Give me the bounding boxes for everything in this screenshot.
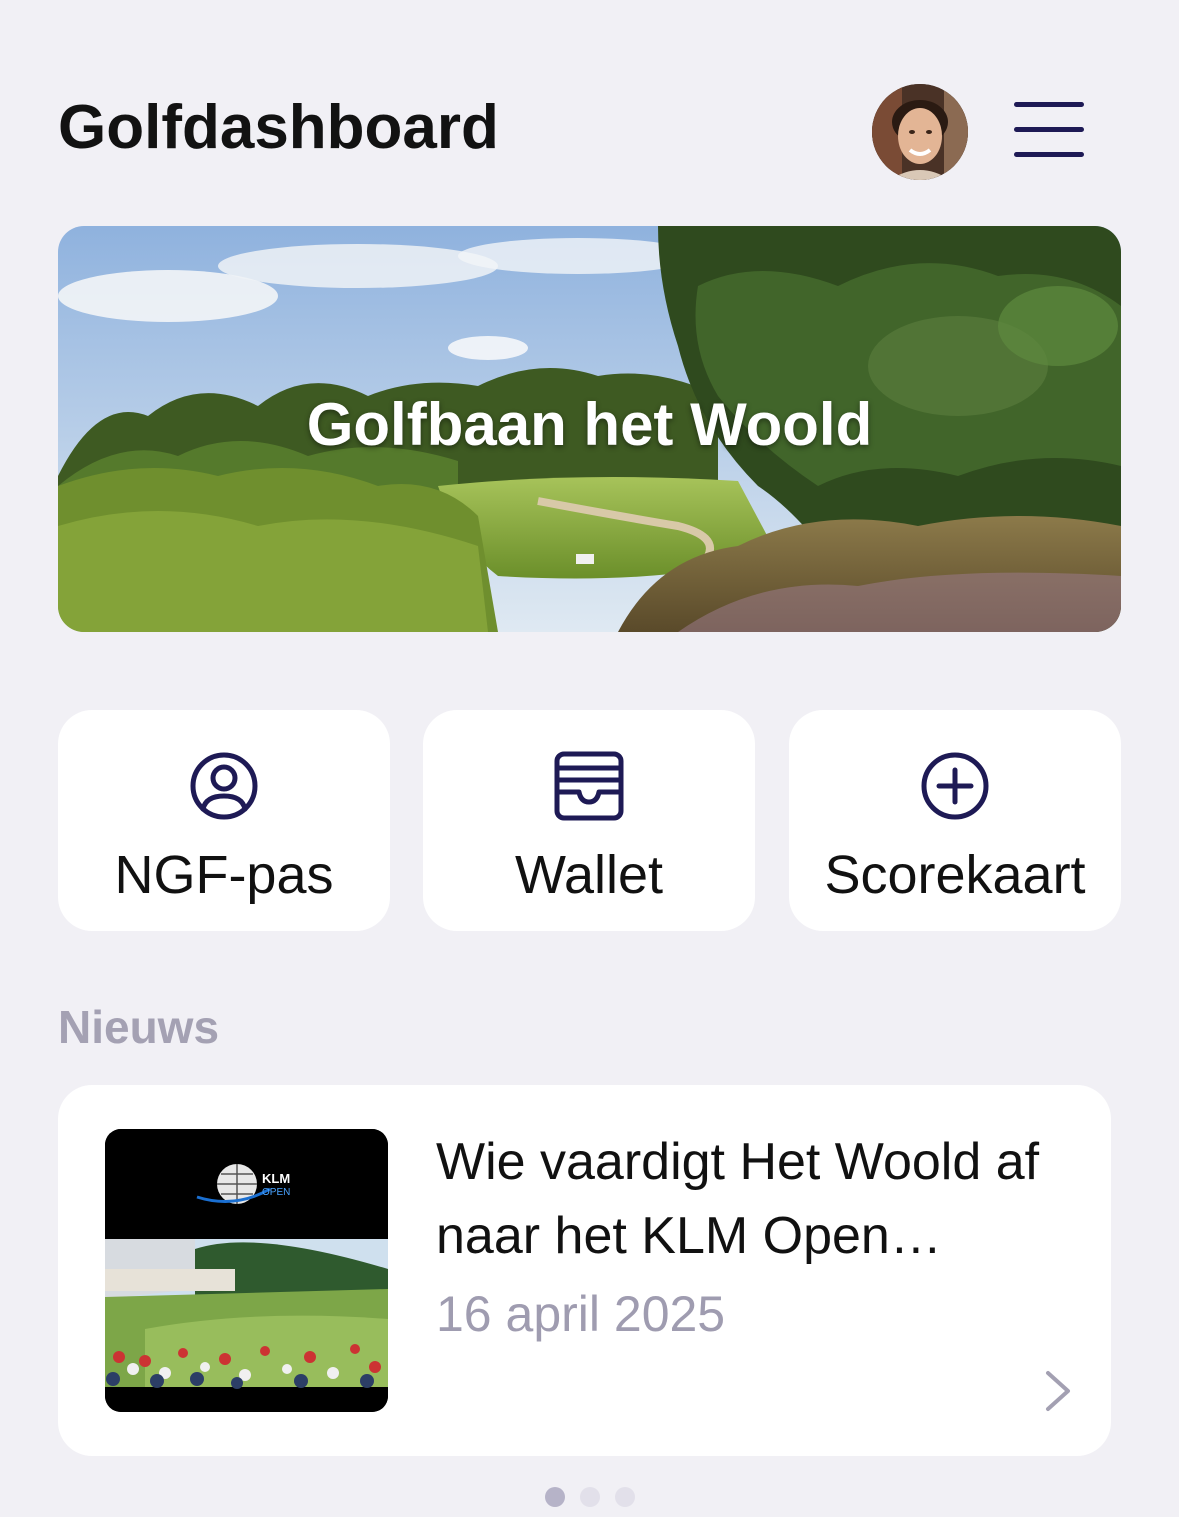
wallet-icon [554, 751, 624, 821]
ngf-pass-button[interactable]: NGF-pas [58, 710, 390, 931]
scorecard-label: Scorekaart [824, 845, 1086, 905]
ngf-pass-label: NGF-pas [114, 845, 334, 905]
wallet-button[interactable]: Wallet [423, 710, 755, 931]
avatar[interactable] [872, 84, 968, 180]
news-thumbnail-image: KLM OPEN [105, 1129, 388, 1412]
chevron-right-icon [1046, 1371, 1070, 1411]
klm-logo-text: KLM [262, 1171, 290, 1186]
news-pager [545, 1487, 635, 1507]
menu-bar [1014, 152, 1084, 157]
news-date: 16 april 2025 [436, 1286, 726, 1342]
news-thumbnail: KLM OPEN [105, 1129, 388, 1412]
menu-bar [1014, 127, 1084, 132]
news-item[interactable]: KLM OPEN Wie vaardigt Het Woold af naar … [58, 1085, 1111, 1456]
hamburger-menu-icon[interactable] [1012, 100, 1088, 164]
page-title: Golfdashboard [58, 93, 499, 162]
user-circle-icon [190, 752, 258, 820]
menu-bar [1014, 102, 1084, 107]
avatar-photo-icon [872, 84, 968, 180]
news-section-title: Nieuws [58, 1001, 220, 1053]
news-title: Wie vaardigt Het Woold af naar het KLM O… [436, 1133, 1040, 1265]
plus-circle-icon [921, 752, 989, 820]
open-logo-text: OPEN [262, 1187, 290, 1198]
pager-dot-1[interactable] [545, 1487, 565, 1507]
pager-dot-2[interactable] [580, 1487, 600, 1507]
scorecard-button[interactable]: Scorekaart [789, 710, 1121, 931]
wallet-label: Wallet [514, 845, 664, 905]
hero-title: Golfbaan het Woold [306, 391, 873, 458]
course-hero-banner[interactable]: Golfbaan het Woold [58, 226, 1121, 632]
pager-dot-3[interactable] [615, 1487, 635, 1507]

################

◆ **THE REQUEST**: Retype each line of the items above without any change, omitting the pictures.

◆ **OUTPUT OF THE TASK**:
Give me the bounding boxes for everything in this screenshot.
wallet-icon [554, 751, 624, 821]
ngf-pass-button[interactable]: NGF-pas [58, 710, 390, 931]
scorecard-label: Scorekaart [824, 845, 1086, 905]
ngf-pass-label: NGF-pas [114, 845, 334, 905]
wallet-button[interactable]: Wallet [423, 710, 755, 931]
avatar[interactable] [872, 84, 968, 180]
news-thumbnail-image: KLM OPEN [105, 1129, 388, 1412]
chevron-right-icon [1046, 1371, 1070, 1411]
klm-logo-text: KLM [262, 1171, 290, 1186]
news-pager [545, 1487, 635, 1507]
menu-bar [1014, 152, 1084, 157]
news-date: 16 april 2025 [436, 1286, 726, 1342]
news-thumbnail: KLM OPEN [105, 1129, 388, 1412]
menu-bar [1014, 127, 1084, 132]
news-item[interactable]: KLM OPEN Wie vaardigt Het Woold af naar … [58, 1085, 1111, 1456]
hamburger-menu-icon[interactable] [1012, 100, 1088, 164]
page-title: Golfdashboard [58, 93, 499, 162]
user-circle-icon [190, 752, 258, 820]
menu-bar [1014, 102, 1084, 107]
avatar-photo-icon [872, 84, 968, 180]
news-section-title: Nieuws [58, 1001, 220, 1053]
news-title: Wie vaardigt Het Woold af naar het KLM O… [436, 1133, 1040, 1265]
plus-circle-icon [921, 752, 989, 820]
open-logo-text: OPEN [262, 1187, 290, 1198]
pager-dot-1[interactable] [545, 1487, 565, 1507]
pager-dot-2[interactable] [580, 1487, 600, 1507]
scorecard-button[interactable]: Scorekaart [789, 710, 1121, 931]
wallet-label: Wallet [514, 845, 664, 905]
hero-title: Golfbaan het Woold [306, 391, 873, 458]
course-hero-banner[interactable]: Golfbaan het Woold [58, 226, 1121, 632]
pager-dot-3[interactable] [615, 1487, 635, 1507]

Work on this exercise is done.